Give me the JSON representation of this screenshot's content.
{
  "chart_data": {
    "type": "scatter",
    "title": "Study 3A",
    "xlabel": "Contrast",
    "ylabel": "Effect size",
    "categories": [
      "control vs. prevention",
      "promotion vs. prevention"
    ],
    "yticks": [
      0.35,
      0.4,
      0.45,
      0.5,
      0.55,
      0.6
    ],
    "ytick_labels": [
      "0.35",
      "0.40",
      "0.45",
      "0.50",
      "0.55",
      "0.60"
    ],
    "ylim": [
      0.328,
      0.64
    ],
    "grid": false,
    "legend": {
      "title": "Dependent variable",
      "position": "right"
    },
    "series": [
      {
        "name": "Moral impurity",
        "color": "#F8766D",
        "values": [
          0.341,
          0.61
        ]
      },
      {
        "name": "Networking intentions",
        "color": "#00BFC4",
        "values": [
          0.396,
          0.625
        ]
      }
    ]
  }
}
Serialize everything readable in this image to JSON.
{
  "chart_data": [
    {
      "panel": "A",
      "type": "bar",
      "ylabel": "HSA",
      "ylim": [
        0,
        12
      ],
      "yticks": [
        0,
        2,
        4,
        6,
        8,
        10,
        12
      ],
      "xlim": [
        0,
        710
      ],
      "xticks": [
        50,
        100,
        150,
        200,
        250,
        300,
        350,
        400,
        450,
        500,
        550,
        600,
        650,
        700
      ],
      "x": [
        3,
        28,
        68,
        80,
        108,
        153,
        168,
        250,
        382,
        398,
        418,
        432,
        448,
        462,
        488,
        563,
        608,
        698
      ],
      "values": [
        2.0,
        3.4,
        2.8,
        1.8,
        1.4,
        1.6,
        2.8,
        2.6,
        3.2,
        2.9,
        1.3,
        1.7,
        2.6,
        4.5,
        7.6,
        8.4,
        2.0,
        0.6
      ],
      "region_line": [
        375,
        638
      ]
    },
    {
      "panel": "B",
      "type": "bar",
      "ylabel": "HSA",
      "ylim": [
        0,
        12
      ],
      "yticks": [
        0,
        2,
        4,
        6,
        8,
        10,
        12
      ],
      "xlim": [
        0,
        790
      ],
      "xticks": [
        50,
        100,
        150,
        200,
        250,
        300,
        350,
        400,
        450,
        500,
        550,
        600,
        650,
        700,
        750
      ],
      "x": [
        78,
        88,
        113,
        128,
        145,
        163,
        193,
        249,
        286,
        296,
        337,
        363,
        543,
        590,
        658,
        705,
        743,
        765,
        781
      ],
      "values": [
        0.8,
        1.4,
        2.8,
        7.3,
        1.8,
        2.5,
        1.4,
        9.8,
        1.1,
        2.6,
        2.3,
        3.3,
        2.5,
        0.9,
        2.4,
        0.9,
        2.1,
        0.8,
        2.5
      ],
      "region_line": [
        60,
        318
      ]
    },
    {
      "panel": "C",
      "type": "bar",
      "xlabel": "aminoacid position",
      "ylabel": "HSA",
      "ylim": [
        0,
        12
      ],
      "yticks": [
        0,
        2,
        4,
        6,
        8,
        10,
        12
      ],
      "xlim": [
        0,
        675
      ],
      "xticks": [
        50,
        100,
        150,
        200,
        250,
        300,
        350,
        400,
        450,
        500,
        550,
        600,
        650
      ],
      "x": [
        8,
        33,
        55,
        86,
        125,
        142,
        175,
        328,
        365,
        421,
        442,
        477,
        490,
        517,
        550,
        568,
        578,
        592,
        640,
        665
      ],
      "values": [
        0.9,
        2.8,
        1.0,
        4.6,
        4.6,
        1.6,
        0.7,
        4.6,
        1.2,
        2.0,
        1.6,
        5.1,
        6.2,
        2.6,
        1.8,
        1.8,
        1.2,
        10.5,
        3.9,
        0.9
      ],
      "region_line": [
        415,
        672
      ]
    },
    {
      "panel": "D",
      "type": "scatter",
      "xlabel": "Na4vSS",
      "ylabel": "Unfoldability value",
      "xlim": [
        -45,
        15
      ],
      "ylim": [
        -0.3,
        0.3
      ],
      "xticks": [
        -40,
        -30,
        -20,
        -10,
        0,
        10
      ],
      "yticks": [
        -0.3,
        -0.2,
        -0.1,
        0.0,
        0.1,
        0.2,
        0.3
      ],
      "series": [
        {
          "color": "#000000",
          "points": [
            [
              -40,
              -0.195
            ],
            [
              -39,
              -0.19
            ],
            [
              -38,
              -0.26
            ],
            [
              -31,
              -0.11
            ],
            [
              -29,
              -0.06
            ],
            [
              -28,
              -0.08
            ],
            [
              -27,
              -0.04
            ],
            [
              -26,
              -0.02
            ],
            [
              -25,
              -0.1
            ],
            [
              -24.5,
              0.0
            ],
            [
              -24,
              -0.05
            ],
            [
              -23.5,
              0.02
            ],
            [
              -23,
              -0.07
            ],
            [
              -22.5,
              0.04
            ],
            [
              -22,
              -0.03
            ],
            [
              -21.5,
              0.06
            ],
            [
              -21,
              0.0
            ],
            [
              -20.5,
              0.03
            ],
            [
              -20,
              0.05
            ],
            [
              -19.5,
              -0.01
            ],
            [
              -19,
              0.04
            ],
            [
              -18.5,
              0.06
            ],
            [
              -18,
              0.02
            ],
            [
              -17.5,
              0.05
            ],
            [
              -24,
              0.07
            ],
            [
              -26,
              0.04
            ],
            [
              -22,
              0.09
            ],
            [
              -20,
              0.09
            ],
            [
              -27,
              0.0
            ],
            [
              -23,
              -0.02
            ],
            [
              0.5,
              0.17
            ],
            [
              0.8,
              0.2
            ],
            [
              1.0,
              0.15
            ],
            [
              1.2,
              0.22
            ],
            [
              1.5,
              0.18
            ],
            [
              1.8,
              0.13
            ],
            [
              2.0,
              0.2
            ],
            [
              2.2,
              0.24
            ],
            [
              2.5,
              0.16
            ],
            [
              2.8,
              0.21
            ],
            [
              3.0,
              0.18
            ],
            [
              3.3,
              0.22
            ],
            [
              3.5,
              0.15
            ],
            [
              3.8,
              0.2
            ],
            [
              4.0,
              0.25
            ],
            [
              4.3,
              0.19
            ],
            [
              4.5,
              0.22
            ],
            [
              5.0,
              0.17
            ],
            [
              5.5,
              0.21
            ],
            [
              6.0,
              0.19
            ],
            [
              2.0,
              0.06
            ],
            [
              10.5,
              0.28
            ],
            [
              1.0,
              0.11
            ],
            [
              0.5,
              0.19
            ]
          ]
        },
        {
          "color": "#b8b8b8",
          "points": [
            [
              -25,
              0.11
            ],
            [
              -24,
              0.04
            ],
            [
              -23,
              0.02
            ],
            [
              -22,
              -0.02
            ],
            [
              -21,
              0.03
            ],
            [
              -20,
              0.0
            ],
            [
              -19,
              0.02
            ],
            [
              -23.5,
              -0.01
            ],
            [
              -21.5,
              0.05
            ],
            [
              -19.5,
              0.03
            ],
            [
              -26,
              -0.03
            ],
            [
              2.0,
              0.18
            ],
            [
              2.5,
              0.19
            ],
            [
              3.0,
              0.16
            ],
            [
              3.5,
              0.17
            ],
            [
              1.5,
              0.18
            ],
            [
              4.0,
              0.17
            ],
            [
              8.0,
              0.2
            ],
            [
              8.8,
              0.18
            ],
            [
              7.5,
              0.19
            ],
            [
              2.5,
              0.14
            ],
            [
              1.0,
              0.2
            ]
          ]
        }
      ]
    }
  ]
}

::::

◆ TASK OBJECTIVE
Set down the listing above in full, please, exactly as it appears.

◆ TASK SOLUTION
Give me the JSON representation of this screenshot's content.
{
  "chart_data": {
    "type": "scatter",
    "title": "Study 3A",
    "xlabel": "Contrast",
    "ylabel": "Effect size",
    "categories": [
      "control vs. prevention",
      "promotion vs. prevention"
    ],
    "yticks": [
      0.35,
      0.4,
      0.45,
      0.5,
      0.55,
      0.6
    ],
    "ytick_labels": [
      "0.35",
      "0.40",
      "0.45",
      "0.50",
      "0.55",
      "0.60"
    ],
    "ylim": [
      0.328,
      0.64
    ],
    "grid": false,
    "legend": {
      "title": "Dependent variable",
      "position": "right"
    },
    "series": [
      {
        "name": "Moral impurity",
        "color": "#F8766D",
        "values": [
          0.341,
          0.61
        ]
      },
      {
        "name": "Networking intentions",
        "color": "#00BFC4",
        "values": [
          0.396,
          0.625
        ]
      }
    ]
  }
}
Serialize everything readable in this image to JSON.
{
  "chart_data": [
    {
      "panel": "A",
      "type": "bar",
      "ylabel": "HSA",
      "ylim": [
        0,
        12
      ],
      "yticks": [
        0,
        2,
        4,
        6,
        8,
        10,
        12
      ],
      "xlim": [
        0,
        710
      ],
      "xticks": [
        50,
        100,
        150,
        200,
        250,
        300,
        350,
        400,
        450,
        500,
        550,
        600,
        650,
        700
      ],
      "x": [
        3,
        28,
        68,
        80,
        108,
        153,
        168,
        250,
        382,
        398,
        418,
        432,
        448,
        462,
        488,
        563,
        608,
        698
      ],
      "values": [
        2.0,
        3.4,
        2.8,
        1.8,
        1.4,
        1.6,
        2.8,
        2.6,
        3.2,
        2.9,
        1.3,
        1.7,
        2.6,
        4.5,
        7.6,
        8.4,
        2.0,
        0.6
      ],
      "region_line": [
        375,
        638
      ]
    },
    {
      "panel": "B",
      "type": "bar",
      "ylabel": "HSA",
      "ylim": [
        0,
        12
      ],
      "yticks": [
        0,
        2,
        4,
        6,
        8,
        10,
        12
      ],
      "xlim": [
        0,
        790
      ],
      "xticks": [
        50,
        100,
        150,
        200,
        250,
        300,
        350,
        400,
        450,
        500,
        550,
        600,
        650,
        700,
        750
      ],
      "x": [
        78,
        88,
        113,
        128,
        145,
        163,
        193,
        249,
        286,
        296,
        337,
        363,
        543,
        590,
        658,
        705,
        743,
        765,
        781
      ],
      "values": [
        0.8,
        1.4,
        2.8,
        7.3,
        1.8,
        2.5,
        1.4,
        9.8,
        1.1,
        2.6,
        2.3,
        3.3,
        2.5,
        0.9,
        2.4,
        0.9,
        2.1,
        0.8,
        2.5
      ],
      "region_line": [
        60,
        318
      ]
    },
    {
      "panel": "C",
      "type": "bar",
      "xlabel": "aminoacid position",
      "ylabel": "HSA",
      "ylim": [
        0,
        12
      ],
      "yticks": [
        0,
        2,
        4,
        6,
        8,
        10,
        12
      ],
      "xlim": [
        0,
        675
      ],
      "xticks": [
        50,
        100,
        150,
        200,
        250,
        300,
        350,
        400,
        450,
        500,
        550,
        600,
        650
      ],
      "x": [
        8,
        33,
        55,
        86,
        125,
        142,
        175,
        328,
        365,
        421,
        442,
        477,
        490,
        517,
        550,
        568,
        578,
        592,
        640,
        665
      ],
      "values": [
        0.9,
        2.8,
        1.0,
        4.6,
        4.6,
        1.6,
        0.7,
        4.6,
        1.2,
        2.0,
        1.6,
        5.1,
        6.2,
        2.6,
        1.8,
        1.8,
        1.2,
        10.5,
        3.9,
        0.9
      ],
      "region_line": [
        415,
        672
      ]
    },
    {
      "panel": "D",
      "type": "scatter",
      "xlabel": "Na4vSS",
      "ylabel": "Unfoldability value",
      "xlim": [
        -45,
        15
      ],
      "ylim": [
        -0.3,
        0.3
      ],
      "xticks": [
        -40,
        -30,
        -20,
        -10,
        0,
        10
      ],
      "yticks": [
        -0.3,
        -0.2,
        -0.1,
        0.0,
        0.1,
        0.2,
        0.3
      ],
      "series": [
        {
          "color": "#000000",
          "points": [
            [
              -40,
              -0.195
            ],
            [
              -39,
              -0.19
            ],
            [
              -38,
              -0.26
            ],
            [
              -31,
              -0.11
            ],
            [
              -29,
              -0.06
            ],
            [
              -28,
              -0.08
            ],
            [
              -27,
              -0.04
            ],
            [
              -26,
              -0.02
            ],
            [
              -25,
              -0.1
            ],
            [
              -24.5,
              0.0
            ],
            [
              -24,
              -0.05
            ],
            [
              -23.5,
              0.02
            ],
            [
              -23,
              -0.07
            ],
            [
              -22.5,
              0.04
            ],
            [
              -22,
              -0.03
            ],
            [
              -21.5,
              0.06
            ],
            [
              -21,
              0.0
            ],
            [
              -20.5,
              0.03
            ],
            [
              -20,
              0.05
            ],
            [
              -19.5,
              -0.01
            ],
            [
              -19,
              0.04
            ],
            [
              -18.5,
              0.06
            ],
            [
              -18,
              0.02
            ],
            [
              -17.5,
              0.05
            ],
            [
              -24,
              0.07
            ],
            [
              -26,
              0.04
            ],
            [
              -22,
              0.09
            ],
            [
              -20,
              0.09
            ],
            [
              -27,
              0.0
            ],
            [
              -23,
              -0.02
            ],
            [
              0.5,
              0.17
            ],
            [
              0.8,
              0.2
            ],
            [
              1.0,
              0.15
            ],
            [
              1.2,
              0.22
            ],
            [
              1.5,
              0.18
            ],
            [
              1.8,
              0.13
            ],
            [
              2.0,
              0.2
            ],
            [
              2.2,
              0.24
            ],
            [
              2.5,
              0.16
            ],
            [
              2.8,
              0.21
            ],
            [
              3.0,
              0.18
            ],
            [
              3.3,
              0.22
            ],
            [
              3.5,
              0.15
            ],
            [
              3.8,
              0.2
            ],
            [
              4.0,
              0.25
            ],
            [
              4.3,
              0.19
            ],
            [
              4.5,
              0.22
            ],
            [
              5.0,
              0.17
            ],
            [
              5.5,
              0.21
            ],
            [
              6.0,
              0.19
            ],
            [
              2.0,
              0.06
            ],
            [
              10.5,
              0.28
            ],
            [
              1.0,
              0.11
            ],
            [
              0.5,
              0.19
            ]
          ]
        },
        {
          "color": "#b8b8b8",
          "points": [
            [
              -25,
              0.11
            ],
            [
              -24,
              0.04
            ],
            [
              -23,
              0.02
            ],
            [
              -22,
              -0.02
            ],
            [
              -21,
              0.03
            ],
            [
              -20,
              0.0
            ],
            [
              -19,
              0.02
            ],
            [
              -23.5,
              -0.01
            ],
            [
              -21.5,
              0.05
            ],
            [
              -19.5,
              0.03
            ],
            [
              -26,
              -0.03
            ],
            [
              2.0,
              0.18
            ],
            [
              2.5,
              0.19
            ],
            [
              3.0,
              0.16
            ],
            [
              3.5,
              0.17
            ],
            [
              1.5,
              0.18
            ],
            [
              4.0,
              0.17
            ],
            [
              8.0,
              0.2
            ],
            [
              8.8,
              0.18
            ],
            [
              7.5,
              0.19
            ],
            [
              2.5,
              0.14
            ],
            [
              1.0,
              0.2
            ]
          ]
        }
      ]
    }
  ]
}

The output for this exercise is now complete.